start

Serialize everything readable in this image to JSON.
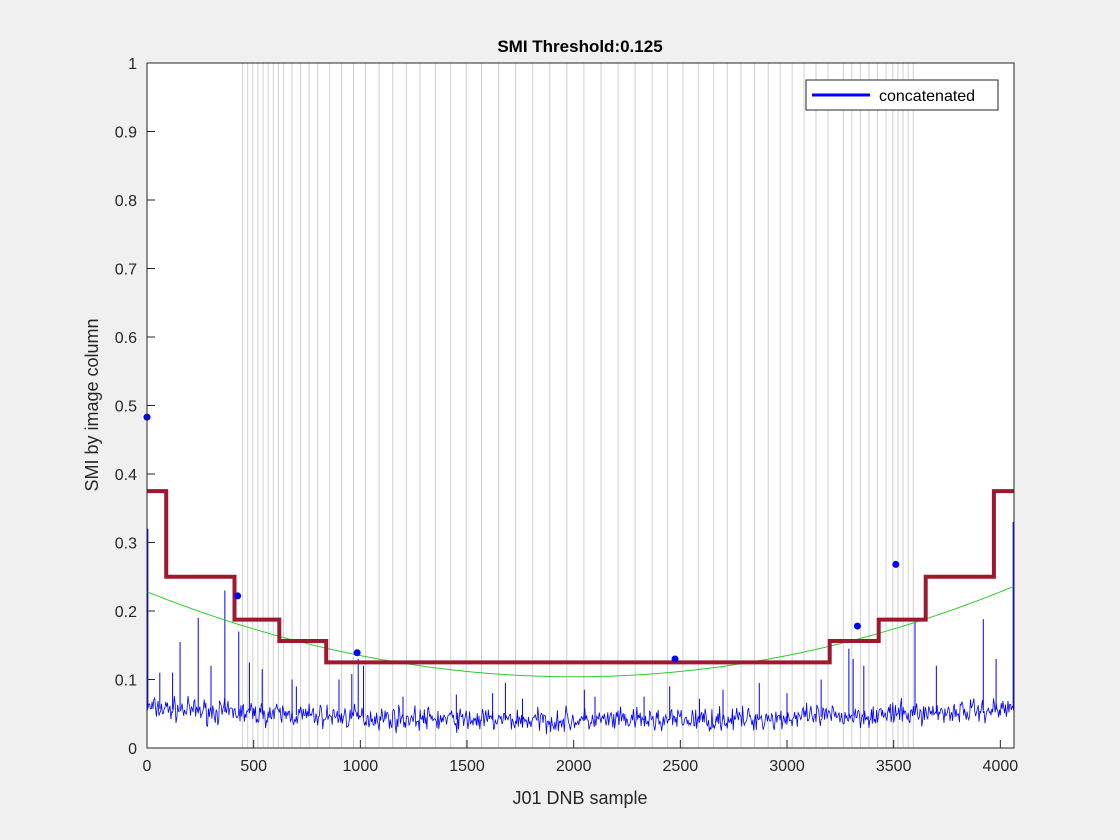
{
  "chart_data": {
    "type": "line",
    "title": "SMI Threshold:0.125",
    "xlabel": "J01 DNB sample",
    "ylabel": "SMI by image column",
    "xlim": [
      0,
      4064
    ],
    "ylim": [
      0,
      1
    ],
    "x_ticks": [
      0,
      500,
      1000,
      1500,
      2000,
      2500,
      3000,
      3500,
      4000
    ],
    "x_tick_labels": [
      "0",
      "500",
      "1000",
      "1500",
      "2000",
      "2500",
      "3000",
      "3500",
      "4000"
    ],
    "y_ticks": [
      0,
      0.1,
      0.2,
      0.3,
      0.4,
      0.5,
      0.6,
      0.7,
      0.8,
      0.9,
      1
    ],
    "y_tick_labels": [
      "0",
      "0.1",
      "0.2",
      "0.3",
      "0.4",
      "0.5",
      "0.6",
      "0.7",
      "0.8",
      "0.9",
      "1"
    ],
    "grid": false,
    "legend": {
      "placement": "top-right",
      "entries": [
        {
          "label": "concatenated",
          "color": "#0000ff"
        }
      ]
    },
    "vertical_lines_x": [
      448,
      472,
      496,
      520,
      544,
      568,
      592,
      616,
      640,
      680,
      720,
      760,
      800,
      856,
      912,
      968,
      1024,
      1088,
      1152,
      1216,
      1280,
      1352,
      1424,
      1496,
      1568,
      1648,
      1728,
      1808,
      1888,
      1968,
      2048,
      2128,
      2208,
      2288,
      2368,
      2440,
      2512,
      2584,
      2656,
      2720,
      2784,
      2848,
      2912,
      2968,
      3024,
      3080,
      3136,
      3192,
      3264,
      3304,
      3344,
      3384,
      3424,
      3464,
      3496,
      3520,
      3544,
      3568,
      3592
    ],
    "series": [
      {
        "name": "concatenated",
        "color": "#0000ff",
        "kind": "noisy-trace",
        "baseline_quadratic": {
          "a": 4.4e-09,
          "center": 2050,
          "min": 0.04
        },
        "noise_amplitude": 0.012,
        "spikes": [
          {
            "x": 4,
            "y": 0.32
          },
          {
            "x": 60,
            "y": 0.11
          },
          {
            "x": 120,
            "y": 0.11
          },
          {
            "x": 155,
            "y": 0.155
          },
          {
            "x": 240,
            "y": 0.19
          },
          {
            "x": 300,
            "y": 0.12
          },
          {
            "x": 365,
            "y": 0.23
          },
          {
            "x": 430,
            "y": 0.17
          },
          {
            "x": 480,
            "y": 0.125
          },
          {
            "x": 540,
            "y": 0.115
          },
          {
            "x": 680,
            "y": 0.1
          },
          {
            "x": 700,
            "y": 0.09
          },
          {
            "x": 900,
            "y": 0.1
          },
          {
            "x": 960,
            "y": 0.108
          },
          {
            "x": 990,
            "y": 0.13
          },
          {
            "x": 1015,
            "y": 0.12
          },
          {
            "x": 1200,
            "y": 0.075
          },
          {
            "x": 1450,
            "y": 0.078
          },
          {
            "x": 1620,
            "y": 0.08
          },
          {
            "x": 1680,
            "y": 0.095
          },
          {
            "x": 1760,
            "y": 0.072
          },
          {
            "x": 2050,
            "y": 0.085
          },
          {
            "x": 2100,
            "y": 0.075
          },
          {
            "x": 2330,
            "y": 0.075
          },
          {
            "x": 2450,
            "y": 0.09
          },
          {
            "x": 2590,
            "y": 0.072
          },
          {
            "x": 2700,
            "y": 0.085
          },
          {
            "x": 2870,
            "y": 0.095
          },
          {
            "x": 3000,
            "y": 0.08
          },
          {
            "x": 3160,
            "y": 0.1
          },
          {
            "x": 3290,
            "y": 0.145
          },
          {
            "x": 3310,
            "y": 0.13
          },
          {
            "x": 3360,
            "y": 0.12
          },
          {
            "x": 3600,
            "y": 0.185
          },
          {
            "x": 3700,
            "y": 0.12
          },
          {
            "x": 3920,
            "y": 0.188
          },
          {
            "x": 3980,
            "y": 0.13
          },
          {
            "x": 4060,
            "y": 0.33
          }
        ]
      },
      {
        "name": "",
        "color": "#a0182d",
        "kind": "step",
        "points": [
          [
            0,
            0.375
          ],
          [
            90,
            0.375
          ],
          [
            90,
            0.25
          ],
          [
            410,
            0.25
          ],
          [
            410,
            0.1875
          ],
          [
            620,
            0.1875
          ],
          [
            620,
            0.15625
          ],
          [
            840,
            0.15625
          ],
          [
            840,
            0.125
          ],
          [
            3200,
            0.125
          ],
          [
            3200,
            0.15625
          ],
          [
            3430,
            0.15625
          ],
          [
            3430,
            0.1875
          ],
          [
            3650,
            0.1875
          ],
          [
            3650,
            0.25
          ],
          [
            3970,
            0.25
          ],
          [
            3970,
            0.375
          ],
          [
            4064,
            0.375
          ]
        ]
      },
      {
        "name": "",
        "color": "#2ecc2e",
        "kind": "quadratic-fit",
        "coefficients": {
          "a": 3.1e-08,
          "center": 2000,
          "min": 0.104
        }
      },
      {
        "name": "",
        "color": "#0000ff",
        "kind": "scatter",
        "points": [
          [
            0,
            0.483
          ],
          [
            425,
            0.222
          ],
          [
            985,
            0.139
          ],
          [
            2475,
            0.13
          ],
          [
            3330,
            0.178
          ],
          [
            3510,
            0.268
          ]
        ]
      }
    ]
  }
}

end

- Aim of the exercise
How many lines of these entries hold the string "kind"? Answer with the number alone.

- Response
4